Work to be completed — Repeat the lines below exactly as they appear, but leave out the images.

Begin Exercise data

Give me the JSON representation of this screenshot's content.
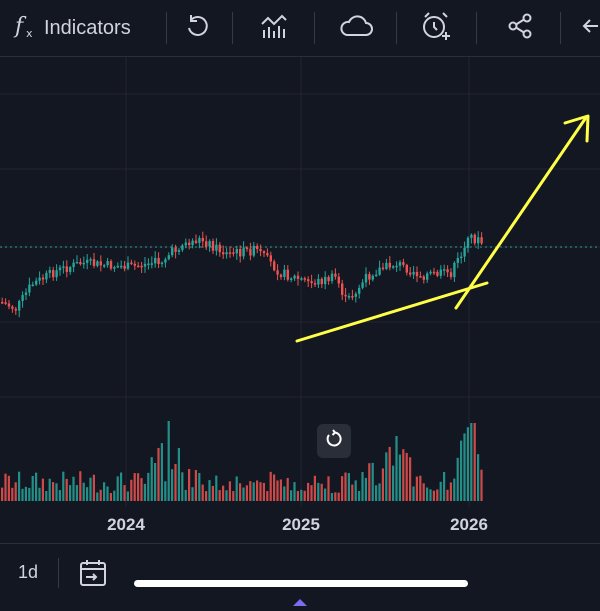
{
  "toolbar": {
    "indicators_label": "Indicators",
    "icons": [
      "function-icon",
      "replay-icon",
      "compare-icon",
      "cloud-icon",
      "alert-icon",
      "share-icon",
      "back-icon"
    ]
  },
  "bottom": {
    "interval": "1d",
    "icons": [
      "date-range-icon"
    ]
  },
  "colors": {
    "up": "#26a69a",
    "down": "#ef5350",
    "trend_lines": "#ffff47",
    "background": "#131722"
  },
  "chart_data": {
    "type": "candlestick",
    "x_axis_labels": [
      "2024",
      "2025",
      "2026"
    ],
    "price_line": "dotted",
    "annotations": [
      "ascending-support-line",
      "upward-arrow"
    ]
  }
}
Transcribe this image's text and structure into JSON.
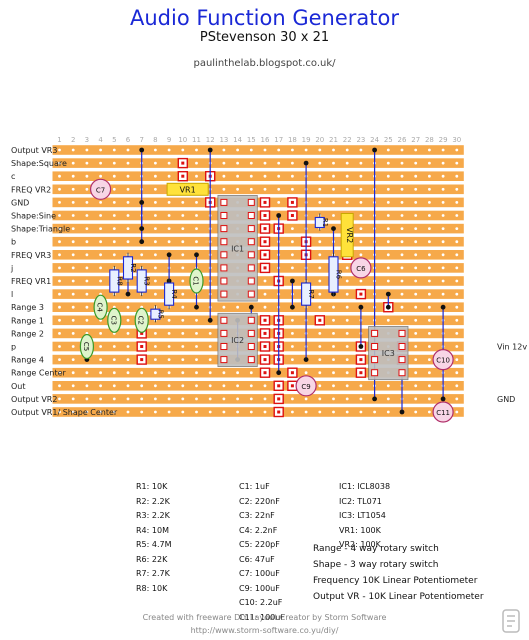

End Exercise data

In response —
Give me the JSON representation of this screenshot's content.
{
  "toolbar": {
    "indicators_label": "Indicators",
    "icons": [
      "function-icon",
      "replay-icon",
      "compare-icon",
      "cloud-icon",
      "alert-icon",
      "share-icon",
      "back-icon"
    ]
  },
  "bottom": {
    "interval": "1d",
    "icons": [
      "date-range-icon"
    ]
  },
  "colors": {
    "up": "#26a69a",
    "down": "#ef5350",
    "trend_lines": "#ffff47",
    "background": "#131722"
  },
  "chart_data": {
    "type": "candlestick",
    "x_axis_labels": [
      "2024",
      "2025",
      "2026"
    ],
    "price_line": "dotted",
    "annotations": [
      "ascending-support-line",
      "upward-arrow"
    ]
  }
}
Transcribe this image's text and structure into JSON.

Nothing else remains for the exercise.